━━━━━ Records for this exercise

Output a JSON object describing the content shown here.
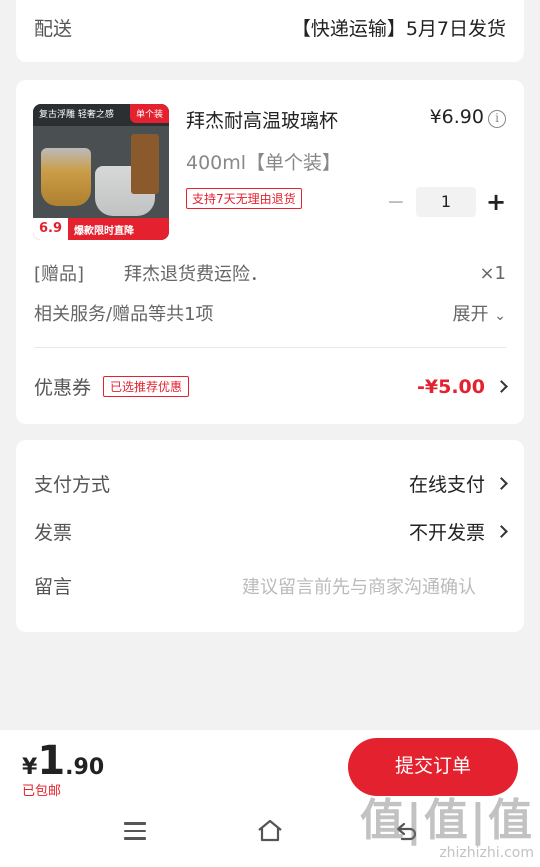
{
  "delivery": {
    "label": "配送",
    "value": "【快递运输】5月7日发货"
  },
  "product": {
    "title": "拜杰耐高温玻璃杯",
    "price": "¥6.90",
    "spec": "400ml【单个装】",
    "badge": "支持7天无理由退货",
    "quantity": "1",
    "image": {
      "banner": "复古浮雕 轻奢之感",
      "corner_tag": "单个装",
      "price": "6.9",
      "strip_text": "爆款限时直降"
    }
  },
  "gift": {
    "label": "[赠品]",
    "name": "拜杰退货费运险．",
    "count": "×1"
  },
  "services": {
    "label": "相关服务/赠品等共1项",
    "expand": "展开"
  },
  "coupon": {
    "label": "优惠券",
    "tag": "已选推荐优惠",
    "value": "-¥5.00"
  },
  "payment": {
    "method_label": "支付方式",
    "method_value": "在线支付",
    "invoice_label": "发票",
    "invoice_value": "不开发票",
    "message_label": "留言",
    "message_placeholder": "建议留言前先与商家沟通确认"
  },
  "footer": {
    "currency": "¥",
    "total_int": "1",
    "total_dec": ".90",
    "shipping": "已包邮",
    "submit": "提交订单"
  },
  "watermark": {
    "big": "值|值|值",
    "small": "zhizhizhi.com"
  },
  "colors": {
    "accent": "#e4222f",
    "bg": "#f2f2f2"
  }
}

━━━━━━━━━━

> **Exercise directions**
The listing above needs to be output again exactly. Don't include the pictures.

> **Solution to this task**
Output a JSON object describing the content shown here.
{
  "delivery": {
    "label": "配送",
    "value": "【快递运输】5月7日发货"
  },
  "product": {
    "title": "拜杰耐高温玻璃杯",
    "price": "¥6.90",
    "spec": "400ml【单个装】",
    "badge": "支持7天无理由退货",
    "quantity": "1",
    "image": {
      "banner": "复古浮雕 轻奢之感",
      "corner_tag": "单个装",
      "price": "6.9",
      "strip_text": "爆款限时直降"
    }
  },
  "gift": {
    "label": "[赠品]",
    "name": "拜杰退货费运险．",
    "count": "×1"
  },
  "services": {
    "label": "相关服务/赠品等共1项",
    "expand": "展开"
  },
  "coupon": {
    "label": "优惠券",
    "tag": "已选推荐优惠",
    "value": "-¥5.00"
  },
  "payment": {
    "method_label": "支付方式",
    "method_value": "在线支付",
    "invoice_label": "发票",
    "invoice_value": "不开发票",
    "message_label": "留言",
    "message_placeholder": "建议留言前先与商家沟通确认"
  },
  "footer": {
    "currency": "¥",
    "total_int": "1",
    "total_dec": ".90",
    "shipping": "已包邮",
    "submit": "提交订单"
  },
  "watermark": {
    "big": "值|值|值",
    "small": "zhizhizhi.com"
  },
  "colors": {
    "accent": "#e4222f",
    "bg": "#f2f2f2"
  }
}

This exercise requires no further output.